▸ Provided material
────────

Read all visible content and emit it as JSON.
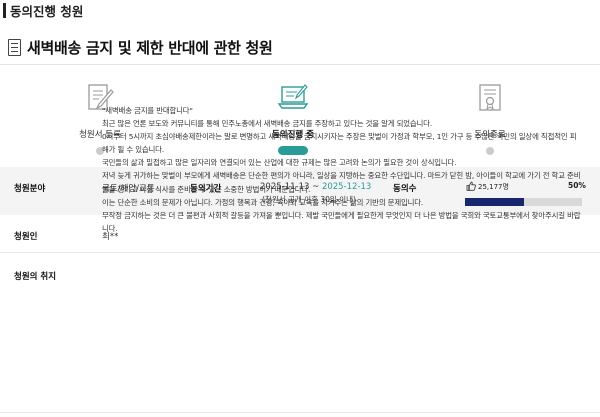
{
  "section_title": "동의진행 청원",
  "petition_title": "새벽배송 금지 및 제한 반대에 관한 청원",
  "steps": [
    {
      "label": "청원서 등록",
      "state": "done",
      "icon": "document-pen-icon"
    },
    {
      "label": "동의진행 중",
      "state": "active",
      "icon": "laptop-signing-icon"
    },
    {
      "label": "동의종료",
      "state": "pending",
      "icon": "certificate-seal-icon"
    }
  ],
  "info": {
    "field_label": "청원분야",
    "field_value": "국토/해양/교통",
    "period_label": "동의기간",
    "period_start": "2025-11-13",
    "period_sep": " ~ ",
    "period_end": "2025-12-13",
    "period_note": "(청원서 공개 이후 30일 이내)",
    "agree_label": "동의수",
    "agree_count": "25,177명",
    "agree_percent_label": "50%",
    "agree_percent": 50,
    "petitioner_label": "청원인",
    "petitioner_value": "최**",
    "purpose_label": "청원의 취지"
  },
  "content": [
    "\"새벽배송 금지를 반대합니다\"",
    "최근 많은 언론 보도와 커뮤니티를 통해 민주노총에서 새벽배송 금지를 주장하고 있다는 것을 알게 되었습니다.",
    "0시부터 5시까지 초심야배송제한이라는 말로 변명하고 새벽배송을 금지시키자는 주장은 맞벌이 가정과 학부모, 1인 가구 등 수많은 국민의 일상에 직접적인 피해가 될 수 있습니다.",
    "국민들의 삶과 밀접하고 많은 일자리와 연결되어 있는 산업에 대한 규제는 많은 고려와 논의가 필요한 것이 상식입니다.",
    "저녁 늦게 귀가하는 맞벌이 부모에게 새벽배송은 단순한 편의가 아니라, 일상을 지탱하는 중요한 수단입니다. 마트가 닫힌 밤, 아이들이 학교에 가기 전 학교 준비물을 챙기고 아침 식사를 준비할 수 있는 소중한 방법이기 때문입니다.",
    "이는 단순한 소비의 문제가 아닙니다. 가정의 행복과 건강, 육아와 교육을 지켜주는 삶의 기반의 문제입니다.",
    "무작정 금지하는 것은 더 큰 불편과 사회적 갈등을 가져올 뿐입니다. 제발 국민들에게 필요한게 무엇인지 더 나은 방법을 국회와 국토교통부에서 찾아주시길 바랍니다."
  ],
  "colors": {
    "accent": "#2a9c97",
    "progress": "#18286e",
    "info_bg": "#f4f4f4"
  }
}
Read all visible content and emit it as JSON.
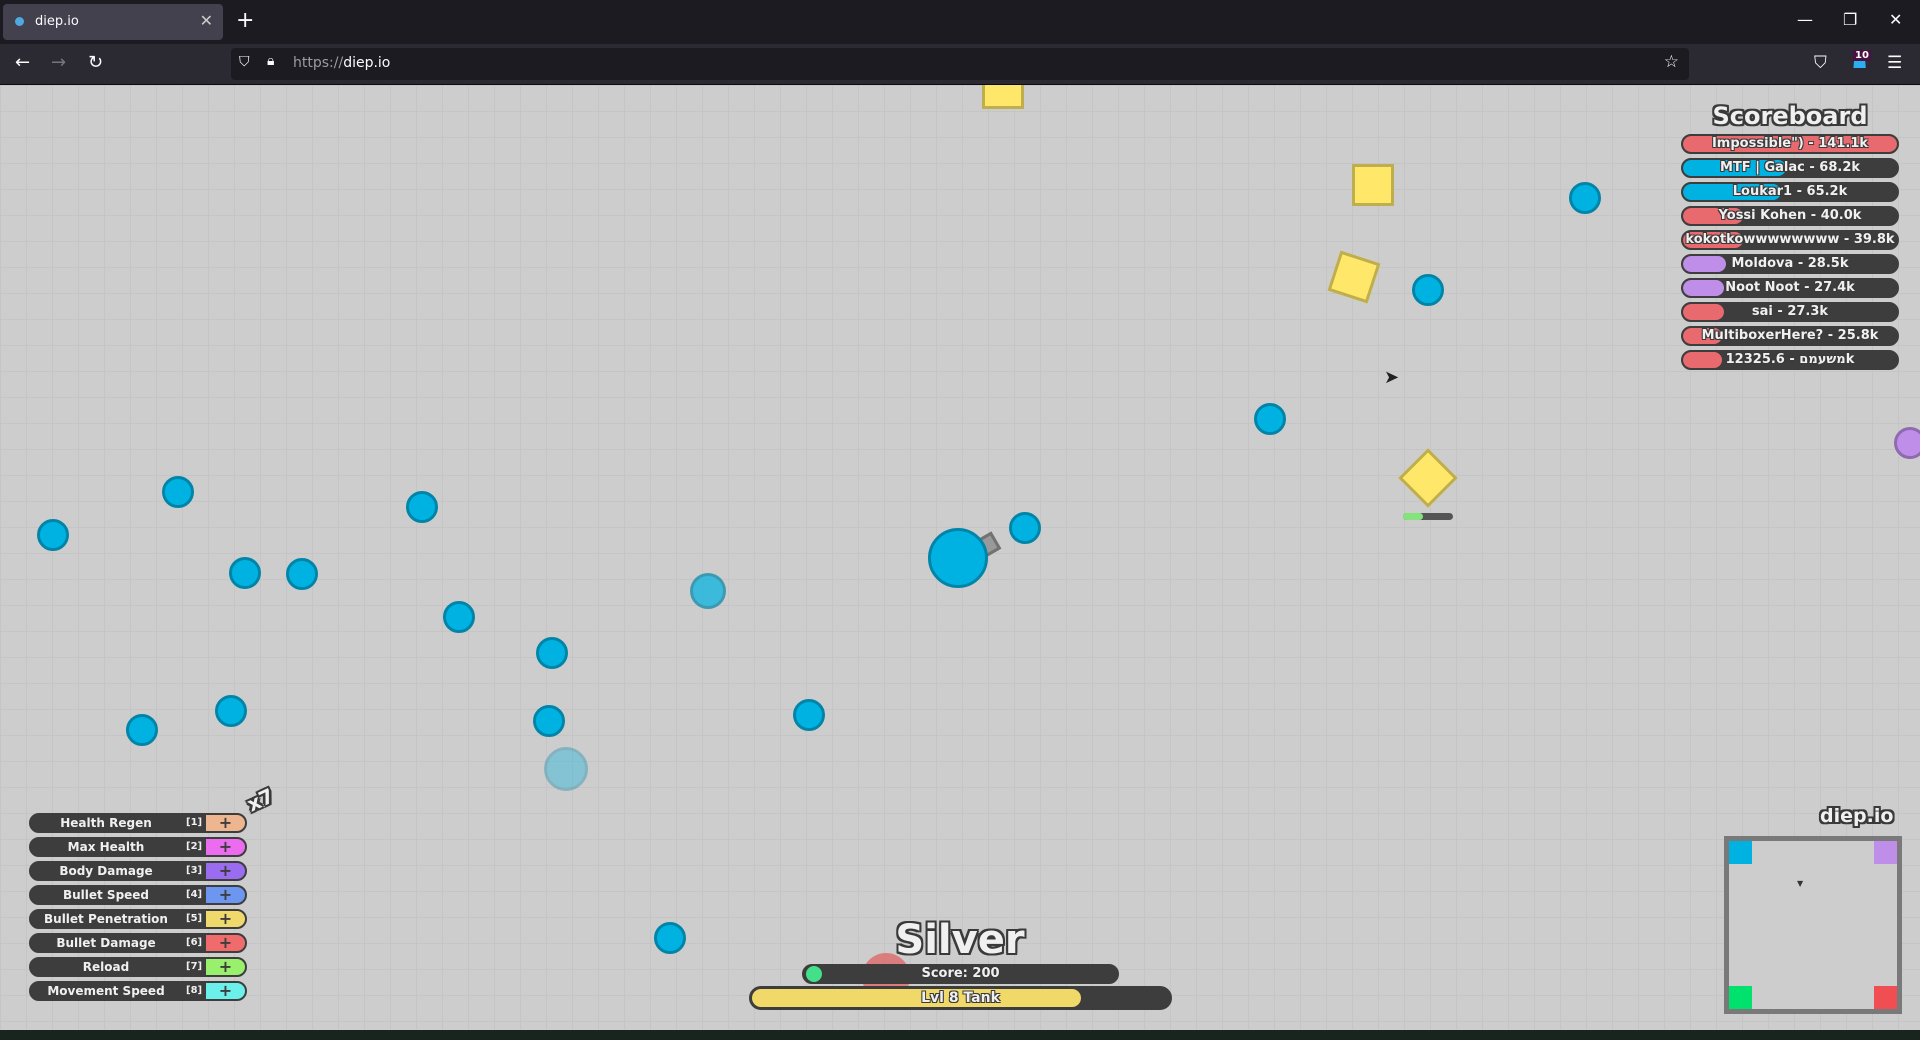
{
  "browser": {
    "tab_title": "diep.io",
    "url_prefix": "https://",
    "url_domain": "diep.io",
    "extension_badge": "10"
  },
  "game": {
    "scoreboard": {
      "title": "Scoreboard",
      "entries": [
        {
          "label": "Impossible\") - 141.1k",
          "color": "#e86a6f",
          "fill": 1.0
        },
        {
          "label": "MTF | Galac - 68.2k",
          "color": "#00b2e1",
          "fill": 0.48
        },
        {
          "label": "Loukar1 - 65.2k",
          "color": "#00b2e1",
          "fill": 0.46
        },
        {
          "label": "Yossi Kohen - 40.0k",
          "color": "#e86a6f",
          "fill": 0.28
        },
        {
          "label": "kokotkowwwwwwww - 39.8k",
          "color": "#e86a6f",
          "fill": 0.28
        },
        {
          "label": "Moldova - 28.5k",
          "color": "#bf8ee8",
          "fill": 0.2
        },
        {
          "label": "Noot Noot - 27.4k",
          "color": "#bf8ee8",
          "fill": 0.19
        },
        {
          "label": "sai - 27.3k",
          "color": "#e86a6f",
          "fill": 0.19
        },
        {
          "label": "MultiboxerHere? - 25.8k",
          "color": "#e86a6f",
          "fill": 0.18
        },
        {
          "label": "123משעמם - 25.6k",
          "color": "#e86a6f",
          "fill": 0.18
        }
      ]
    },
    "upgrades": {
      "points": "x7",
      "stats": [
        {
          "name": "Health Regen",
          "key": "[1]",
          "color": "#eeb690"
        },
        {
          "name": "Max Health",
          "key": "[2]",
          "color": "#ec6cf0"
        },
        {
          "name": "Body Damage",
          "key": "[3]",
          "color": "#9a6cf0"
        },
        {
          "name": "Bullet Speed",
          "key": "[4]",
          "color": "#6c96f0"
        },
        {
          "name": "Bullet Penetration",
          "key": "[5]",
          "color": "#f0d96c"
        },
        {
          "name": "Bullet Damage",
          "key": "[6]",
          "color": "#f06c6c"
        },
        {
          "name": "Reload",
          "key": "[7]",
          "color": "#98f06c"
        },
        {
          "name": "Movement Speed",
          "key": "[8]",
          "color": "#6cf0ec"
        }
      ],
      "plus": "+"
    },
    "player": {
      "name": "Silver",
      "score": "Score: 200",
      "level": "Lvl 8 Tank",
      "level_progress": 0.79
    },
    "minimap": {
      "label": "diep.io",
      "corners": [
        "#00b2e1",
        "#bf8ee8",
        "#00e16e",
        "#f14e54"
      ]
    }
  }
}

────────

Search the preceding listing for "icon" and extract every line where it is found.

▸ Output of the exercise
      "icon": "document-pen-icon"
      "icon": "laptop-signing-icon"
      "icon": "certificate-seal-icon"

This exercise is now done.